■ Listing ■
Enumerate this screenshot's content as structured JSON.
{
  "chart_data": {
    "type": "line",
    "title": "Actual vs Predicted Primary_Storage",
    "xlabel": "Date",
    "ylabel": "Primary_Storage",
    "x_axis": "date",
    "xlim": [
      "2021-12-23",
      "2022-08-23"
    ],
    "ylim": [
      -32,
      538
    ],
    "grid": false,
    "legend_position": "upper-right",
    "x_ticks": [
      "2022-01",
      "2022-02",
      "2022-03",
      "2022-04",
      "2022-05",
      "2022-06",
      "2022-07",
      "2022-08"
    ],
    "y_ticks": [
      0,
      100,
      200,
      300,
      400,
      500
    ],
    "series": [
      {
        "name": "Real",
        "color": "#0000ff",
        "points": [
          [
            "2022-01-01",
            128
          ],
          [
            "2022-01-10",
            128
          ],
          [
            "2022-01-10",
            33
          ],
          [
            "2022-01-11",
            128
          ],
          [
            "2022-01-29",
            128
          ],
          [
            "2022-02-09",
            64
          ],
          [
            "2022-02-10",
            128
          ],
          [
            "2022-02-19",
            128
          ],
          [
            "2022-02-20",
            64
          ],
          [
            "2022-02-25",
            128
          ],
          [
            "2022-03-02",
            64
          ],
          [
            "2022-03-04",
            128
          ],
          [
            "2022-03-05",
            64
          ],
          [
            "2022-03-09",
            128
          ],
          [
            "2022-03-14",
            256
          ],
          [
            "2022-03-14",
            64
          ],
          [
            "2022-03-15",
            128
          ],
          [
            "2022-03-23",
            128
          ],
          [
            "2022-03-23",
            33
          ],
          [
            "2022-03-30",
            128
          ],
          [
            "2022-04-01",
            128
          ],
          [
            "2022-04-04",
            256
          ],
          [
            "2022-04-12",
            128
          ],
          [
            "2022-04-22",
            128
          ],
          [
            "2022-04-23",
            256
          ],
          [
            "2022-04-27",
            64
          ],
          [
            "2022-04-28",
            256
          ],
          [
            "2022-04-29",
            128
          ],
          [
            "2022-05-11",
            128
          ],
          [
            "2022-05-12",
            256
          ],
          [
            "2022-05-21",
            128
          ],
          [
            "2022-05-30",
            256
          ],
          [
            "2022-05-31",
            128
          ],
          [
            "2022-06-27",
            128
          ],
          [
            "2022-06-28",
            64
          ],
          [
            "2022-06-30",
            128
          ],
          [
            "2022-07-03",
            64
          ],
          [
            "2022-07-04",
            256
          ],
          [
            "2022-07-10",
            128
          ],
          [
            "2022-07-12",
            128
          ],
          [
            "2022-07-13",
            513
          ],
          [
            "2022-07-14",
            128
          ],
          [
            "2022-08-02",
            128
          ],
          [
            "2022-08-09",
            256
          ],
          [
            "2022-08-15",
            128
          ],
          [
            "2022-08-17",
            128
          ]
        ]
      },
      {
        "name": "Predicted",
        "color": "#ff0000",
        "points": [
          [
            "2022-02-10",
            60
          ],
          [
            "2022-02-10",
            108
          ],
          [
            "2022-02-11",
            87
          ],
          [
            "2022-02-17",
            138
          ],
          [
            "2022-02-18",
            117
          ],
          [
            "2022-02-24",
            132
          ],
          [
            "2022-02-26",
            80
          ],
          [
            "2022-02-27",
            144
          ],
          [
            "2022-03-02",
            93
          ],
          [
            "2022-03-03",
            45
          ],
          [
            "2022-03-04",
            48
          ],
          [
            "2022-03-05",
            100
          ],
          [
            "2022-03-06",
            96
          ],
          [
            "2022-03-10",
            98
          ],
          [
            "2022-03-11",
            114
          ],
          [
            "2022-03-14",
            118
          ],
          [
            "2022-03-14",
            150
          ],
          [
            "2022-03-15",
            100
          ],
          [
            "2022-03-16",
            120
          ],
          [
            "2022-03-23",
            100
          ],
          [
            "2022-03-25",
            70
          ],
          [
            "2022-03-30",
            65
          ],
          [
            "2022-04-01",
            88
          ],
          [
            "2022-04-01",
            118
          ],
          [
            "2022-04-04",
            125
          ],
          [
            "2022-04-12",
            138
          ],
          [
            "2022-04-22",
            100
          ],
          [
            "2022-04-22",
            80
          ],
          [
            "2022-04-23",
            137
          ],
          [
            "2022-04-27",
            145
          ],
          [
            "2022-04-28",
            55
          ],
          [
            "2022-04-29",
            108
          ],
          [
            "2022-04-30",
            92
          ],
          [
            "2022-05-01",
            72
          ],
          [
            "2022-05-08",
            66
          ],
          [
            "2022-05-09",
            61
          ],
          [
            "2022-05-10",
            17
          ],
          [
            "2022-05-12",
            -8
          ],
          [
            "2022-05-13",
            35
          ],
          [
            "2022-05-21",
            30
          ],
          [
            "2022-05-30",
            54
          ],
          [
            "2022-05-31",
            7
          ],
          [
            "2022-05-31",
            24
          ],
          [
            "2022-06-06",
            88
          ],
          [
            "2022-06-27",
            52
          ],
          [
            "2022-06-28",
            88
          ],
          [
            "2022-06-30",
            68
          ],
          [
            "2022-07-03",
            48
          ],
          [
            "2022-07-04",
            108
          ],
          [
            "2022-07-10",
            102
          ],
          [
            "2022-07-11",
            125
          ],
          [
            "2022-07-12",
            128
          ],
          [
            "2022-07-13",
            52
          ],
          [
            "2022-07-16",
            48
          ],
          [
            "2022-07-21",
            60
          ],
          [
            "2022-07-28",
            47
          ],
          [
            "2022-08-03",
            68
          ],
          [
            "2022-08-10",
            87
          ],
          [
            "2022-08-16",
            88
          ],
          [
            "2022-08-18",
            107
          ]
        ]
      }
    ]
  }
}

■ Aim of the task ■
Give back all the records exactly as they stand.

■ Completed exercise ■
Enumerate this screenshot's content as structured JSON.
{
  "chart_data": {
    "type": "line",
    "title": "Actual vs Predicted Primary_Storage",
    "xlabel": "Date",
    "ylabel": "Primary_Storage",
    "x_axis": "date",
    "xlim": [
      "2021-12-23",
      "2022-08-23"
    ],
    "ylim": [
      -32,
      538
    ],
    "grid": false,
    "legend_position": "upper-right",
    "x_ticks": [
      "2022-01",
      "2022-02",
      "2022-03",
      "2022-04",
      "2022-05",
      "2022-06",
      "2022-07",
      "2022-08"
    ],
    "y_ticks": [
      0,
      100,
      200,
      300,
      400,
      500
    ],
    "series": [
      {
        "name": "Real",
        "color": "#0000ff",
        "points": [
          [
            "2022-01-01",
            128
          ],
          [
            "2022-01-10",
            128
          ],
          [
            "2022-01-10",
            33
          ],
          [
            "2022-01-11",
            128
          ],
          [
            "2022-01-29",
            128
          ],
          [
            "2022-02-09",
            64
          ],
          [
            "2022-02-10",
            128
          ],
          [
            "2022-02-19",
            128
          ],
          [
            "2022-02-20",
            64
          ],
          [
            "2022-02-25",
            128
          ],
          [
            "2022-03-02",
            64
          ],
          [
            "2022-03-04",
            128
          ],
          [
            "2022-03-05",
            64
          ],
          [
            "2022-03-09",
            128
          ],
          [
            "2022-03-14",
            256
          ],
          [
            "2022-03-14",
            64
          ],
          [
            "2022-03-15",
            128
          ],
          [
            "2022-03-23",
            128
          ],
          [
            "2022-03-23",
            33
          ],
          [
            "2022-03-30",
            128
          ],
          [
            "2022-04-01",
            128
          ],
          [
            "2022-04-04",
            256
          ],
          [
            "2022-04-12",
            128
          ],
          [
            "2022-04-22",
            128
          ],
          [
            "2022-04-23",
            256
          ],
          [
            "2022-04-27",
            64
          ],
          [
            "2022-04-28",
            256
          ],
          [
            "2022-04-29",
            128
          ],
          [
            "2022-05-11",
            128
          ],
          [
            "2022-05-12",
            256
          ],
          [
            "2022-05-21",
            128
          ],
          [
            "2022-05-30",
            256
          ],
          [
            "2022-05-31",
            128
          ],
          [
            "2022-06-27",
            128
          ],
          [
            "2022-06-28",
            64
          ],
          [
            "2022-06-30",
            128
          ],
          [
            "2022-07-03",
            64
          ],
          [
            "2022-07-04",
            256
          ],
          [
            "2022-07-10",
            128
          ],
          [
            "2022-07-12",
            128
          ],
          [
            "2022-07-13",
            513
          ],
          [
            "2022-07-14",
            128
          ],
          [
            "2022-08-02",
            128
          ],
          [
            "2022-08-09",
            256
          ],
          [
            "2022-08-15",
            128
          ],
          [
            "2022-08-17",
            128
          ]
        ]
      },
      {
        "name": "Predicted",
        "color": "#ff0000",
        "points": [
          [
            "2022-02-10",
            60
          ],
          [
            "2022-02-10",
            108
          ],
          [
            "2022-02-11",
            87
          ],
          [
            "2022-02-17",
            138
          ],
          [
            "2022-02-18",
            117
          ],
          [
            "2022-02-24",
            132
          ],
          [
            "2022-02-26",
            80
          ],
          [
            "2022-02-27",
            144
          ],
          [
            "2022-03-02",
            93
          ],
          [
            "2022-03-03",
            45
          ],
          [
            "2022-03-04",
            48
          ],
          [
            "2022-03-05",
            100
          ],
          [
            "2022-03-06",
            96
          ],
          [
            "2022-03-10",
            98
          ],
          [
            "2022-03-11",
            114
          ],
          [
            "2022-03-14",
            118
          ],
          [
            "2022-03-14",
            150
          ],
          [
            "2022-03-15",
            100
          ],
          [
            "2022-03-16",
            120
          ],
          [
            "2022-03-23",
            100
          ],
          [
            "2022-03-25",
            70
          ],
          [
            "2022-03-30",
            65
          ],
          [
            "2022-04-01",
            88
          ],
          [
            "2022-04-01",
            118
          ],
          [
            "2022-04-04",
            125
          ],
          [
            "2022-04-12",
            138
          ],
          [
            "2022-04-22",
            100
          ],
          [
            "2022-04-22",
            80
          ],
          [
            "2022-04-23",
            137
          ],
          [
            "2022-04-27",
            145
          ],
          [
            "2022-04-28",
            55
          ],
          [
            "2022-04-29",
            108
          ],
          [
            "2022-04-30",
            92
          ],
          [
            "2022-05-01",
            72
          ],
          [
            "2022-05-08",
            66
          ],
          [
            "2022-05-09",
            61
          ],
          [
            "2022-05-10",
            17
          ],
          [
            "2022-05-12",
            -8
          ],
          [
            "2022-05-13",
            35
          ],
          [
            "2022-05-21",
            30
          ],
          [
            "2022-05-30",
            54
          ],
          [
            "2022-05-31",
            7
          ],
          [
            "2022-05-31",
            24
          ],
          [
            "2022-06-06",
            88
          ],
          [
            "2022-06-27",
            52
          ],
          [
            "2022-06-28",
            88
          ],
          [
            "2022-06-30",
            68
          ],
          [
            "2022-07-03",
            48
          ],
          [
            "2022-07-04",
            108
          ],
          [
            "2022-07-10",
            102
          ],
          [
            "2022-07-11",
            125
          ],
          [
            "2022-07-12",
            128
          ],
          [
            "2022-07-13",
            52
          ],
          [
            "2022-07-16",
            48
          ],
          [
            "2022-07-21",
            60
          ],
          [
            "2022-07-28",
            47
          ],
          [
            "2022-08-03",
            68
          ],
          [
            "2022-08-10",
            87
          ],
          [
            "2022-08-16",
            88
          ],
          [
            "2022-08-18",
            107
          ]
        ]
      }
    ]
  }
}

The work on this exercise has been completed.